### DATA ###

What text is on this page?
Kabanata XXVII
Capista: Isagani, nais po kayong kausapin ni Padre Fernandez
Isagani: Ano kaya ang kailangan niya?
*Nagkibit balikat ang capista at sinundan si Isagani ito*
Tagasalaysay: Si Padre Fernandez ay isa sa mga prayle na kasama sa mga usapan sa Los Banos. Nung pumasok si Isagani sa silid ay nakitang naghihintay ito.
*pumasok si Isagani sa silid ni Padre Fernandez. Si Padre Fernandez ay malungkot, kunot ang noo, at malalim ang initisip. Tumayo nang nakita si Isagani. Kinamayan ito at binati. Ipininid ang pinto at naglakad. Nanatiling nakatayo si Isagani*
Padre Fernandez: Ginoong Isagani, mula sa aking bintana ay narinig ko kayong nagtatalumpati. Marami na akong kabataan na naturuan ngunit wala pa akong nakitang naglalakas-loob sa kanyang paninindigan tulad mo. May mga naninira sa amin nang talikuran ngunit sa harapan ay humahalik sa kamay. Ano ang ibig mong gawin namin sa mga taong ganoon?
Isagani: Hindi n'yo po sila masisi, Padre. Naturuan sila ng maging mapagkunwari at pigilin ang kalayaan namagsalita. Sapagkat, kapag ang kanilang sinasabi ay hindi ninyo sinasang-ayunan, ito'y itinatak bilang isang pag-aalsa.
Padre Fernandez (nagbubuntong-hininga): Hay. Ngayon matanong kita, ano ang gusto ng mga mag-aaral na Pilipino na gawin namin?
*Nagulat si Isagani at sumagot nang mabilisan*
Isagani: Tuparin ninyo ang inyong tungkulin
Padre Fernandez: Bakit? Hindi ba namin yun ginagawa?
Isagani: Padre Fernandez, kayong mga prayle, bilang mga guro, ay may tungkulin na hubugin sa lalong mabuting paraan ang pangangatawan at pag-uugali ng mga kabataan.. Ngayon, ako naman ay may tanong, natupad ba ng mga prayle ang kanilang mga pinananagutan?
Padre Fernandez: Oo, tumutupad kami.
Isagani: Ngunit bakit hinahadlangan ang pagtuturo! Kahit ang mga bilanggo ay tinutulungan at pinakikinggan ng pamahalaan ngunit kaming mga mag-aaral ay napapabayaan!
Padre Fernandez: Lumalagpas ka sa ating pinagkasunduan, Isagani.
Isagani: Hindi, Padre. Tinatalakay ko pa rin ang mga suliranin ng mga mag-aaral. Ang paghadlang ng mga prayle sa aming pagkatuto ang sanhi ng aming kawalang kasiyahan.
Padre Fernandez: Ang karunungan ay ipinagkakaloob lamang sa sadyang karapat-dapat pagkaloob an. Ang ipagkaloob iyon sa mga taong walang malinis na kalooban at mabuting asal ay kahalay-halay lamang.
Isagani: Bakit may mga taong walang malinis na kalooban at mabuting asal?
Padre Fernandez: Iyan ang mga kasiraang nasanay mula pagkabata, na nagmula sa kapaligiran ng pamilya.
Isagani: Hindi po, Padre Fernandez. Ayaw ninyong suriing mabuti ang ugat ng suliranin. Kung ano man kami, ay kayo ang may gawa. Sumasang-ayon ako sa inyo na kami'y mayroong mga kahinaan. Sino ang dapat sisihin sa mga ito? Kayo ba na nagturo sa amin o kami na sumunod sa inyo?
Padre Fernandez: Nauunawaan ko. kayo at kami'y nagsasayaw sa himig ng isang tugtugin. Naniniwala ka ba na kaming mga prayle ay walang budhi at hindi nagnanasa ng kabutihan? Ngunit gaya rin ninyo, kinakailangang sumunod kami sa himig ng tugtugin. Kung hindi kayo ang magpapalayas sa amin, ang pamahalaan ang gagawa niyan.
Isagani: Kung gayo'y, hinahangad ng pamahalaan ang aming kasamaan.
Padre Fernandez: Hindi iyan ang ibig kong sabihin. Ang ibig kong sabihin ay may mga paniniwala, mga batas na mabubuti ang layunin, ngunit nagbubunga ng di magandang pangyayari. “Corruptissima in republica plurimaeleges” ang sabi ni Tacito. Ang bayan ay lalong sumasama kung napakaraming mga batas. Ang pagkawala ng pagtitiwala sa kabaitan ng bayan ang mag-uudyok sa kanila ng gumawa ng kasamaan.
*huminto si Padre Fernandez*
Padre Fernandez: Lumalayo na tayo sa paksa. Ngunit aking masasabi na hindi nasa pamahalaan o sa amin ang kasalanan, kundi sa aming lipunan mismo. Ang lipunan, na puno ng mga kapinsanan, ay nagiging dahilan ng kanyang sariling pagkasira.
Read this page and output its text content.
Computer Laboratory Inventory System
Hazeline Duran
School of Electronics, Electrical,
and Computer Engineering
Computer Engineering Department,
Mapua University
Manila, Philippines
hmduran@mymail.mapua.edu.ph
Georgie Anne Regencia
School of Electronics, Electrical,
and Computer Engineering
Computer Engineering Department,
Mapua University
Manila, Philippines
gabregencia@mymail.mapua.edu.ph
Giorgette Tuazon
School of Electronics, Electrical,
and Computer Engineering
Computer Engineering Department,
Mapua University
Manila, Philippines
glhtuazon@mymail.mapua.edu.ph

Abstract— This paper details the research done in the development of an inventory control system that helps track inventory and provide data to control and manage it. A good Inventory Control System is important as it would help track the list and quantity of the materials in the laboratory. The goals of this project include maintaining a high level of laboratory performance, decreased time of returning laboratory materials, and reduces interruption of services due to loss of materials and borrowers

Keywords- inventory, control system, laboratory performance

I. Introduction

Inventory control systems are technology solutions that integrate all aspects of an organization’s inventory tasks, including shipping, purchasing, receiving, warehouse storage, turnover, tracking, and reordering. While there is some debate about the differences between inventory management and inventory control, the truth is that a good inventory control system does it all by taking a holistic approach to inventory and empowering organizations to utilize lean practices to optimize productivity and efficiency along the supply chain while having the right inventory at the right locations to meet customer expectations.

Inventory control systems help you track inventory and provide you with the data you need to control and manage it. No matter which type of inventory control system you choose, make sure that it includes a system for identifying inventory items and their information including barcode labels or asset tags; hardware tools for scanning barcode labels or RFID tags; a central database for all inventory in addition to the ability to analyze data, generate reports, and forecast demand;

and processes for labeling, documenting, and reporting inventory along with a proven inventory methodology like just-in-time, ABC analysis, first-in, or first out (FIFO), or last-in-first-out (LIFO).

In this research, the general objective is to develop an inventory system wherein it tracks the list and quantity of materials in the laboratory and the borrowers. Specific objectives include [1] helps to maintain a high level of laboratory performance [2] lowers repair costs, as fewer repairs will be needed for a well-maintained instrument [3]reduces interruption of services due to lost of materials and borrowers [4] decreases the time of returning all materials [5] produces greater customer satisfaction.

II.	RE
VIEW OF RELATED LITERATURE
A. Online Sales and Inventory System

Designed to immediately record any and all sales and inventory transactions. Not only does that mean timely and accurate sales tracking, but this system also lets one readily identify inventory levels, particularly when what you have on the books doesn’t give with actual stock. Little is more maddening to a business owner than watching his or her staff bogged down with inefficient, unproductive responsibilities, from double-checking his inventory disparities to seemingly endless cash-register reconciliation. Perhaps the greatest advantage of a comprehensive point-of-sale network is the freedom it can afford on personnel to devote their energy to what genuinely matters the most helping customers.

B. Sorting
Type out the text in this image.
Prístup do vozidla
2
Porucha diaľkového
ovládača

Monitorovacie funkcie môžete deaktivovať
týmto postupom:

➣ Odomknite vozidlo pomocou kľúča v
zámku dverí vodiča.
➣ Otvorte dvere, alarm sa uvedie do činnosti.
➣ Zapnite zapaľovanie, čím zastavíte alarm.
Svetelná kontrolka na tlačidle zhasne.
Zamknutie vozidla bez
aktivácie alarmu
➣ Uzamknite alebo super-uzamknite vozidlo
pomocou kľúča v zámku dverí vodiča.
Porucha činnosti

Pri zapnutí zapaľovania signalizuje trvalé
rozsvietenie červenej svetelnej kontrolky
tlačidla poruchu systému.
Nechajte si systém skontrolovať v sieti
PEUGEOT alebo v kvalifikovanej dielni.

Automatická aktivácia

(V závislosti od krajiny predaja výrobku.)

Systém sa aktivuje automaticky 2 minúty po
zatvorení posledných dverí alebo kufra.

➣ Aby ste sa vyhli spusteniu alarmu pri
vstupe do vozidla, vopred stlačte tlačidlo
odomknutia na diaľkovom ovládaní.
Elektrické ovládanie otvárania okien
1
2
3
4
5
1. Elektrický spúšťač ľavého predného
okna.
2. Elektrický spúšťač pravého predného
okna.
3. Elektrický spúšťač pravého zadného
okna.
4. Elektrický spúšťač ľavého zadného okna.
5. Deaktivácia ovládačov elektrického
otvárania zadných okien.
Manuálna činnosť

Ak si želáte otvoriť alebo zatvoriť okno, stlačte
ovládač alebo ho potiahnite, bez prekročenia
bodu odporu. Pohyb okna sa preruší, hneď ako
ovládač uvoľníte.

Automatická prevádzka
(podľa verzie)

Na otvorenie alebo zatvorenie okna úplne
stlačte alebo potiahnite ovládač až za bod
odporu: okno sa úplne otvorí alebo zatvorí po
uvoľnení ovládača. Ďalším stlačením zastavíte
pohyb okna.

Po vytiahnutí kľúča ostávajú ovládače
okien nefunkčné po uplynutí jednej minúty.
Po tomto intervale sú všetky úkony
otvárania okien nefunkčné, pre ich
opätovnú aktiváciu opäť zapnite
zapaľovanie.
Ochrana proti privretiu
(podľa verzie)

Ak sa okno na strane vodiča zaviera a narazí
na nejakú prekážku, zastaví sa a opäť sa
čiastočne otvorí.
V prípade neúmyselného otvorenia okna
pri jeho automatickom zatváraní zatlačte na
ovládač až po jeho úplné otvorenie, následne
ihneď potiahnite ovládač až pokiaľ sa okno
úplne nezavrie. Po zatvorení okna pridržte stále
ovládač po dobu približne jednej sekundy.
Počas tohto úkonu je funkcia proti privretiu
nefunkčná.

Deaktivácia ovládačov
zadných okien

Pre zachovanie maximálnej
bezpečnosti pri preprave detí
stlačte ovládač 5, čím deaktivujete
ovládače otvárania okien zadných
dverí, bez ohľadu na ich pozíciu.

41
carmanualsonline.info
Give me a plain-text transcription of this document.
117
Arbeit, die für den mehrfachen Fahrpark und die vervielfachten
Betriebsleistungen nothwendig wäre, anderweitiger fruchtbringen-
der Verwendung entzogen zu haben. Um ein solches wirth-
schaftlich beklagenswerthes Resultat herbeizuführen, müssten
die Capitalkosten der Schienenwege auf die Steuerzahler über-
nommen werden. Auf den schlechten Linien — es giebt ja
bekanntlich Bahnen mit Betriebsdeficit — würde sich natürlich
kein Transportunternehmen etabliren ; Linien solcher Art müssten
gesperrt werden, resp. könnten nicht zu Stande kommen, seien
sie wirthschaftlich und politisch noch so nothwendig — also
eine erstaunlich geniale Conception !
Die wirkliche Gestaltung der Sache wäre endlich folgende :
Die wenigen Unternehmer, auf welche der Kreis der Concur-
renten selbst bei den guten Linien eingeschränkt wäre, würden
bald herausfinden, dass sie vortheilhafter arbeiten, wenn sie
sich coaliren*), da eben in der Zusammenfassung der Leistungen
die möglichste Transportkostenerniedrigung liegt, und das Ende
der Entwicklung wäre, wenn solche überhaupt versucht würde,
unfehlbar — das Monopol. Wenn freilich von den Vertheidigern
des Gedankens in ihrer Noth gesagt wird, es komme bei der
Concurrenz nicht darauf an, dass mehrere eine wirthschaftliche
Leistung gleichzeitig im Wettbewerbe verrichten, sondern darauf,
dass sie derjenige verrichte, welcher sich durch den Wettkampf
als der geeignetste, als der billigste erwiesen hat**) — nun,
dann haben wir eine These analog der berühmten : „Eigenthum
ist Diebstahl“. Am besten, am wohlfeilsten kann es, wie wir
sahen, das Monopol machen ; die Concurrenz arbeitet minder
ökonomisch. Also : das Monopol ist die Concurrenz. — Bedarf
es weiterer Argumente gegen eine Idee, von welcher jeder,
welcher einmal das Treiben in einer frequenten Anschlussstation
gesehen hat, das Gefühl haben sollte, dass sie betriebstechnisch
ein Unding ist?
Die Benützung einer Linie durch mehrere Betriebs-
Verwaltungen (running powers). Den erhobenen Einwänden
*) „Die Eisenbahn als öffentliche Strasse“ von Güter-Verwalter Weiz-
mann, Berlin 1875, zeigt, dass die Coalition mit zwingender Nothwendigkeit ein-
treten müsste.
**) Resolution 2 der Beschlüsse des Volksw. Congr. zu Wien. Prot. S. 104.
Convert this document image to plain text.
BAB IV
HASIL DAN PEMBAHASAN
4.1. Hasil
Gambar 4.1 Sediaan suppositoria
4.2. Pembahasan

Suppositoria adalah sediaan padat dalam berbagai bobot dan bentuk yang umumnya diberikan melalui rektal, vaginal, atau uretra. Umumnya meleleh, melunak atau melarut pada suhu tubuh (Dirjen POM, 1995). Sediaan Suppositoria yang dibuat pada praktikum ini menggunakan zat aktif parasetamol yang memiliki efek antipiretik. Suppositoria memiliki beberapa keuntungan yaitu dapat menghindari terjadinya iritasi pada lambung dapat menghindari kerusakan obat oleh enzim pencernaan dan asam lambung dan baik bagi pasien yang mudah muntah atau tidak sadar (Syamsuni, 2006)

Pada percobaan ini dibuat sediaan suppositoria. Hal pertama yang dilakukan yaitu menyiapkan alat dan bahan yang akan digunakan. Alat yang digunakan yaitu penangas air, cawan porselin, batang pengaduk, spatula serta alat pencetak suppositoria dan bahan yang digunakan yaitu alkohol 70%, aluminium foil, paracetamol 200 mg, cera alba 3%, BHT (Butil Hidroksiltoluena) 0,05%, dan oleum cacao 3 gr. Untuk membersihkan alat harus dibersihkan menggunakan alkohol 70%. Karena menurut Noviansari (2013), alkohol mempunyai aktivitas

###

- _TASK TO COMPLETE_: Copy out each line of the records where the string "zatvorení" appears.

- _SOLUTION TO THE PROBLEM_:
zatvorení posledných dverí alebo kufra.
úplne nezavrie. Po zatvorení okna pridržte stále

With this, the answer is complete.